Given instruction:
Give the data again exactly as written, skipping any pictures.

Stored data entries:
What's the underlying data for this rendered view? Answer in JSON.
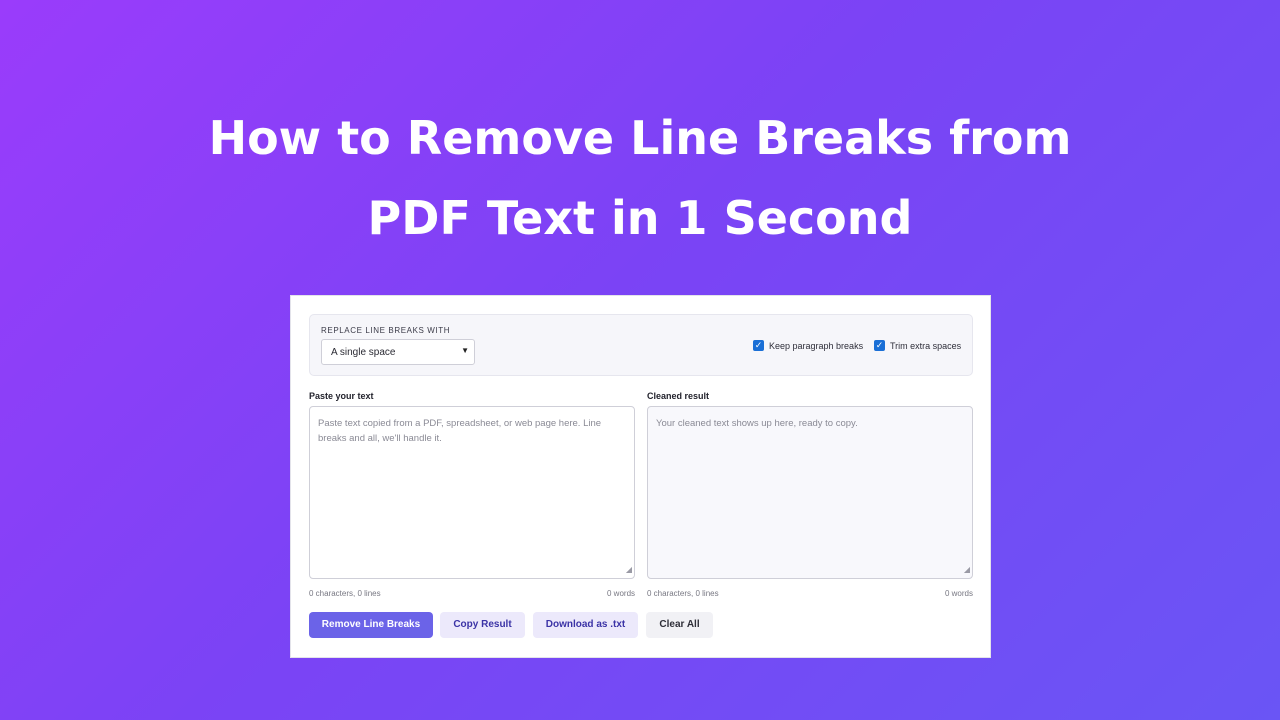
{
  "headline": {
    "line1": "How to Remove Line Breaks from",
    "line2": "PDF Text in 1 Second"
  },
  "options": {
    "replace_label": "REPLACE LINE BREAKS WITH",
    "selected_option": "A single space",
    "keep_paragraph": {
      "label": "Keep paragraph breaks",
      "checked": true
    },
    "trim_spaces": {
      "label": "Trim extra spaces",
      "checked": true
    }
  },
  "input": {
    "label": "Paste your text",
    "placeholder": "Paste text copied from a PDF, spreadsheet, or web page here. Line breaks and all, we'll handle it.",
    "stats_left": "0 characters, 0 lines",
    "stats_right": "0 words"
  },
  "output": {
    "label": "Cleaned result",
    "placeholder": "Your cleaned text shows up here, ready to copy.",
    "stats_left": "0 characters, 0 lines",
    "stats_right": "0 words"
  },
  "buttons": {
    "remove": "Remove Line Breaks",
    "copy": "Copy Result",
    "download": "Download as .txt",
    "clear": "Clear All"
  },
  "colors": {
    "accent": "#6b63e8",
    "checkbox": "#1a6fd6"
  }
}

Right answer:
What's the underlying data for this rendered view? Answer in JSON.
{
  "headline": {
    "line1": "How to Remove Line Breaks from",
    "line2": "PDF Text in 1 Second"
  },
  "options": {
    "replace_label": "REPLACE LINE BREAKS WITH",
    "selected_option": "A single space",
    "keep_paragraph": {
      "label": "Keep paragraph breaks",
      "checked": true
    },
    "trim_spaces": {
      "label": "Trim extra spaces",
      "checked": true
    }
  },
  "input": {
    "label": "Paste your text",
    "placeholder": "Paste text copied from a PDF, spreadsheet, or web page here. Line breaks and all, we'll handle it.",
    "stats_left": "0 characters, 0 lines",
    "stats_right": "0 words"
  },
  "output": {
    "label": "Cleaned result",
    "placeholder": "Your cleaned text shows up here, ready to copy.",
    "stats_left": "0 characters, 0 lines",
    "stats_right": "0 words"
  },
  "buttons": {
    "remove": "Remove Line Breaks",
    "copy": "Copy Result",
    "download": "Download as .txt",
    "clear": "Clear All"
  },
  "colors": {
    "accent": "#6b63e8",
    "checkbox": "#1a6fd6"
  }
}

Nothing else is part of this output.